*** Teks Sumber ***

Istilah Entrepreneur, Entrepreneurship dan sejenisnya 2-3 tahun terakhir ini mulai redup. Tidak sehangat 5-8 tahun lalu, di mana-mana, hampir setiap profesi mengangkat istilah tersebut sebagai bentuk kekinian, updated. Mulai dari artikel, jurnal hingga buku, banyak yang mengupas tuntas masalah tersebut.
Pembicara juga ramai diundang ke sana- ke mari untuk memaparkan kiat-kiat atau strategi dalam entrepreneur. Pengusaha muda hingga yang senior ada dalam daftar antrian untuk mengisi seminar, workshop dan berbagai pelatihan entrepreneur. Pendek kata, seolah kita ini berada dalam abad 'Latah', ketika orang melakukan, kita harus pula melakukannya agar bisa disebut melek peradaban.

***

▸ **Telusuri Materi**:
- A) Sebutkan semua jenis acara yang diisi para pengusaha muda hingga senior menurut teks tentang istilah entrepreneur.
- B) Teruskan teks tentang istilah entrepreneur mulai dari bagian akhirnya.

*** Materi yang Ditampilkan ***

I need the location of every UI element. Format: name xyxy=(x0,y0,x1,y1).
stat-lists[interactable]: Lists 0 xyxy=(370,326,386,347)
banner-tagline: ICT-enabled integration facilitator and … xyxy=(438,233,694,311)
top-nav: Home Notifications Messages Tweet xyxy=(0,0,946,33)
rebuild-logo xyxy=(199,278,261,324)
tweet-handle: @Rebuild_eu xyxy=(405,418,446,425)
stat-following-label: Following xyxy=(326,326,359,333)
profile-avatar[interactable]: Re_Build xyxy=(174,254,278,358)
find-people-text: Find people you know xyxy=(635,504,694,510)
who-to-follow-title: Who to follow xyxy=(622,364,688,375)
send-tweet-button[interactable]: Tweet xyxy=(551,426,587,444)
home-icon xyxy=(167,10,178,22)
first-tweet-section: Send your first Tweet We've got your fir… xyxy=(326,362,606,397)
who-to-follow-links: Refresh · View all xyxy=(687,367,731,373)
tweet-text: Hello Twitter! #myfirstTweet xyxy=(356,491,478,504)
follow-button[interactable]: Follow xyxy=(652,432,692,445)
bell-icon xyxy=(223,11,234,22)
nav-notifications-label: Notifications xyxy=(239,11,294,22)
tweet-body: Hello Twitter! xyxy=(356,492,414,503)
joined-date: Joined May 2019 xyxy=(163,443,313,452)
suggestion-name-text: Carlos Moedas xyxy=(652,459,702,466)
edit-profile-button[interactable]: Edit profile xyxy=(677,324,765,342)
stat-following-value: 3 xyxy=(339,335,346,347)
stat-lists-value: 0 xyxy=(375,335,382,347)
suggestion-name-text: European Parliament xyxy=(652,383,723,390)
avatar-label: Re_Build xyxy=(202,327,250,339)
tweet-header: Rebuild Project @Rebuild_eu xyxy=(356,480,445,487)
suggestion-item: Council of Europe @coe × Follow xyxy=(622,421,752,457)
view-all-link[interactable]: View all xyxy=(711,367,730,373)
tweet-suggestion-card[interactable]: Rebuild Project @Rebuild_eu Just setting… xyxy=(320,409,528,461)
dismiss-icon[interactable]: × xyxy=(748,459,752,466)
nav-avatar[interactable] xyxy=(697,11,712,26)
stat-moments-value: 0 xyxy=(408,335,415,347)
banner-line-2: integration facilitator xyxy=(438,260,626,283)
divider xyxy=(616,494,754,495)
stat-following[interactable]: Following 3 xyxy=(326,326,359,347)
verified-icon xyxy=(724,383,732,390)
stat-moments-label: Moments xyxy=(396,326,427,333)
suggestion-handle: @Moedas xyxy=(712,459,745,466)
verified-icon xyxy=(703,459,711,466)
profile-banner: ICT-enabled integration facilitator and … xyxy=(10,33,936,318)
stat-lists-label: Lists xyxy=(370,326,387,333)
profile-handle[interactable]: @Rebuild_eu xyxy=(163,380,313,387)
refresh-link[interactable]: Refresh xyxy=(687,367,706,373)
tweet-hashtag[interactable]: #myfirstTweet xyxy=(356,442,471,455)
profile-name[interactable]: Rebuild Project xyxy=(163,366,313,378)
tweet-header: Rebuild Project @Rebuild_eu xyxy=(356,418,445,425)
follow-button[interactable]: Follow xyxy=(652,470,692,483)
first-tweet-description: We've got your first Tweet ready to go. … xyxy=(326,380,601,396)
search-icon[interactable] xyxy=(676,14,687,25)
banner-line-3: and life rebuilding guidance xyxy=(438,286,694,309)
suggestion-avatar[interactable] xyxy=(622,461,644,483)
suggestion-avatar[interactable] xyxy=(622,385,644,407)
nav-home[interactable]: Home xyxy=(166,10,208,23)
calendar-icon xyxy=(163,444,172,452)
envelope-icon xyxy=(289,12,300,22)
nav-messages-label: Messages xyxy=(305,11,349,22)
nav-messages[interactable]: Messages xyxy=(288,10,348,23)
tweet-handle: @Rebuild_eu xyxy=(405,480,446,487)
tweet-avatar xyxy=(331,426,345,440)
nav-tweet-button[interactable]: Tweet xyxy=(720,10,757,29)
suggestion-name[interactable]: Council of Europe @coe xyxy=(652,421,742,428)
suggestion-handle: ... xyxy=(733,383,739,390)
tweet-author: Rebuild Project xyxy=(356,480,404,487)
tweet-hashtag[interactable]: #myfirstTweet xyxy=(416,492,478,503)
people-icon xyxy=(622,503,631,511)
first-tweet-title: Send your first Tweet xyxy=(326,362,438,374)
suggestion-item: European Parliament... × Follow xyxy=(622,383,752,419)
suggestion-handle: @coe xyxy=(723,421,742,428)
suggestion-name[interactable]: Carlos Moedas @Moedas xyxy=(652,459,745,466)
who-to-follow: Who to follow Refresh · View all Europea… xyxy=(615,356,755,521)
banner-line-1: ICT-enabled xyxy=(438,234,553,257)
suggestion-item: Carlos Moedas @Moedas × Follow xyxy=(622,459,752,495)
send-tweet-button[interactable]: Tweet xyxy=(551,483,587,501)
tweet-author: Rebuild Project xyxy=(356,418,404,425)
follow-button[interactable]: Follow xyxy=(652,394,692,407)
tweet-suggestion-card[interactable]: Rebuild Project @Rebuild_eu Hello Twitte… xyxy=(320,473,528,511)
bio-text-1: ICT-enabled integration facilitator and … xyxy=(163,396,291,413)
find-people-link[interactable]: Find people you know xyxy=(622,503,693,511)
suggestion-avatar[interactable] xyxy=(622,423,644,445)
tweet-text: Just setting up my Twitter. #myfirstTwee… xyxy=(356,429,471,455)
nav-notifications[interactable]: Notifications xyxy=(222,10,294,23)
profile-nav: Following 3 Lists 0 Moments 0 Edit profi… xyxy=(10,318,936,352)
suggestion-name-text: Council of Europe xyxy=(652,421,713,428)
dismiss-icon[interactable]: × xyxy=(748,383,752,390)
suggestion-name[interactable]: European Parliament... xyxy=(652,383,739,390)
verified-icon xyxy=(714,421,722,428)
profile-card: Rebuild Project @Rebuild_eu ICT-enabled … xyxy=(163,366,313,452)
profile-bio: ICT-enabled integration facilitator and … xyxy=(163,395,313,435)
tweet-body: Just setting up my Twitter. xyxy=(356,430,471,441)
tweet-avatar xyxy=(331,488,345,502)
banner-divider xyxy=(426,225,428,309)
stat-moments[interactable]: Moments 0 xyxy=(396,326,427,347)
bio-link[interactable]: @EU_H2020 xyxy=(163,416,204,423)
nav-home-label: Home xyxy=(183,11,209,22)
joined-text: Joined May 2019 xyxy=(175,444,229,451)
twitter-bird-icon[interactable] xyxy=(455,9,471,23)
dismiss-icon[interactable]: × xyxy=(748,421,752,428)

***

▸ **Hasil yang Diharapkan**:
- A) Seminar, workshop, dan berbagai pelatihan entrepreneur.

- B)
Setiap ide atau invovasi dalam usaha  yang menghasilkan uang, otomatis disebut entrepreneur. Padahal, jauh sebelum istilah ini memanas, orang banyak yang sudah melakukan, tetapi tidak menggunakan istilah tersebut. Mereka adopsi istilah tersebut dalam profesi yang ditekuni. Sebut saja Nurspreneur dalam profesi keperawatan, Teacerpreneur dalam keguruan, Pondokpreneur, Brillianpreneur, Mompreneur dan lain-lain.
Mengapa kemudian redup?Â
Setiap manusia mengalami masa-masa lahir, tumbuh, berkembang, menua, kemudian mati. Kita kenal dengan sebutan Sunatullah. Lumrah, wajar. Bukan hanya istilah ini. Dulu, masih ingat dengan musim Burug Lovebird yang harganya bisa mencapai jutaan Rupiah? Kini hanya Rp 30 ribu.
Dulu, marak tanaman mahal seperti Gelombang Cinta, Sri Rejeki, Kamboja Jepang. Kini jadi sangat murah bahkan dibuang. Dulu, bangunan rumah minimalis sangat trendy, kini sudah biasa. Tahun lalu, 3 bulan pertama Corona menyerang orang sangat gandrung dengan aneka Masker, kini sudah tidak lagi.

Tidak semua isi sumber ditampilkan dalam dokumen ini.